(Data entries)
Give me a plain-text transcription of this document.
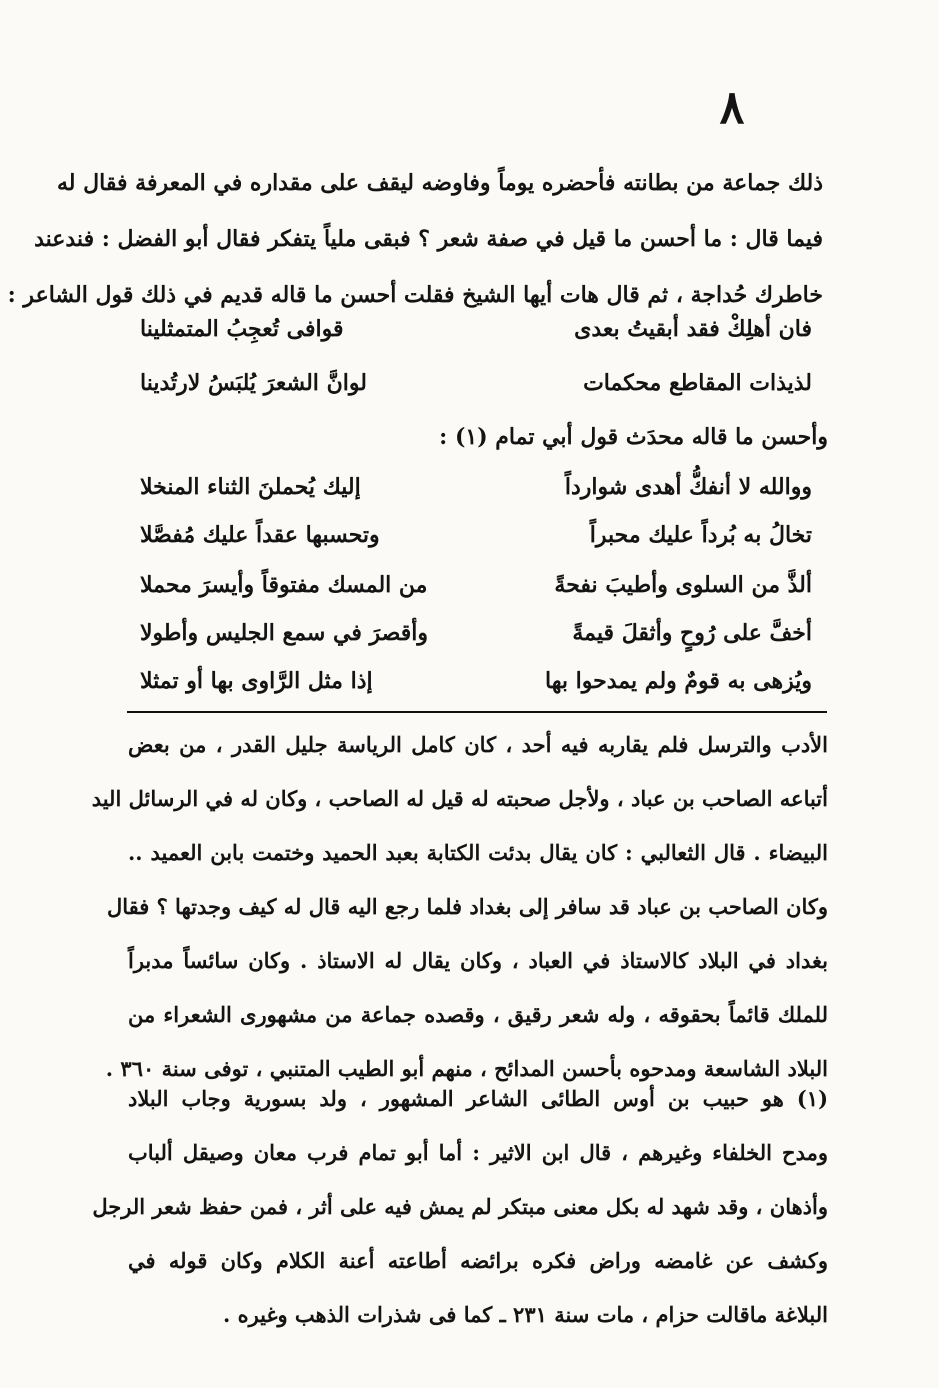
٨
ذلك جماعة من بطانته فأحضره يوماً وفاوضه ليقف على مقداره في المعرفة فقال له
فيما قال : ما أحسن ما قيل في صفة شعر ؟ فبقى ملياً يتفكر فقال أبو الفضل : فندعند
خاطرك حُداجة ، ثم قال هات أيها الشيخ فقلت أحسن ما قاله قديم في ذلك قول الشاعر :
فان أهلِكْ فقد أبقيتُ بعدى
قوافى تُعجِبُ المتمثلينا
لذيذات المقاطع محكمات
لوانَّ الشعرَ يُلبَسُ لارتُدينا
وأحسن ما قاله محدَث قول أبي تمام (١) :
ووالله لا أنفكُّ أهدى شوارداً
إليك يُحملنَ الثناء المنخلا
تخالُ به بُرداً عليك محبراً
وتحسبها عقداً عليك مُفصَّلا
ألذَّ من السلوى وأطيبَ نفحةً
من المسك مفتوقاً وأيسرَ محملا
أخفَّ على رُوحٍ وأثقلَ قيمةً
وأقصرَ في سمع الجليس وأطولا
ويُزهى به قومٌ ولم يمدحوا بها
إذا مثل الرَّاوى بها أو تمثلا
الأدب والترسل فلم يقاربه فيه أحد ، كان كامل الرياسة جليل القدر ، من بعض
أتباعه الصاحب بن عباد ، ولأجل صحبته له قيل له الصاحب ، وكان له في الرسائل اليد
البيضاء . قال الثعالبي : كان يقال بدئت الكتابة بعبد الحميد وختمت بابن العميد ..
وكان الصاحب بن عباد قد سافر إلى بغداد فلما رجع اليه قال له كيف وجدتها ؟ فقال
بغداد في البلاد كالاستاذ في العباد ، وكان يقال له الاستاذ . وكان سائساً مدبراً
للملك قائماً بحقوقه ، وله شعر رقيق ، وقصده جماعة من مشهورى الشعراء من
البلاد الشاسعة ومدحوه بأحسن المدائح ، منهم أبو الطيب المتنبي ، توفى سنة ٣٦٠ .
(١) هو حبيب بن أوس الطائى الشاعر المشهور ، ولد بسورية وجاب البلاد
ومدح الخلفاء وغيرهم ، قال ابن الاثير : أما أبو تمام فرب معان وصيقل ألباب
وأذهان ، وقد شهد له بكل معنى مبتكر لم يمش فيه على أثر ، فمن حفظ شعر الرجل
وكشف عن غامضه وراض فكره برائضه أطاعته أعنة الكلام وكان قوله في
البلاغة ماقالت حزام ، مات سنة ٢٣١ ـ كما فى شذرات الذهب وغيره .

Task prompt - Lines containing the word "البلاد" must all be returned from the material above.

Finished answer -
بغداد في البلاد كالاستاذ في العباد ، وكان يقال له الاستاذ . وكان سائساً مدبراً
البلاد الشاسعة ومدحوه بأحسن المدائح ، منهم أبو الطيب المتنبي ، توفى سنة ٣٦٠ .
(١) هو حبيب بن أوس الطائى الشاعر المشهور ، ولد بسورية وجاب البلاد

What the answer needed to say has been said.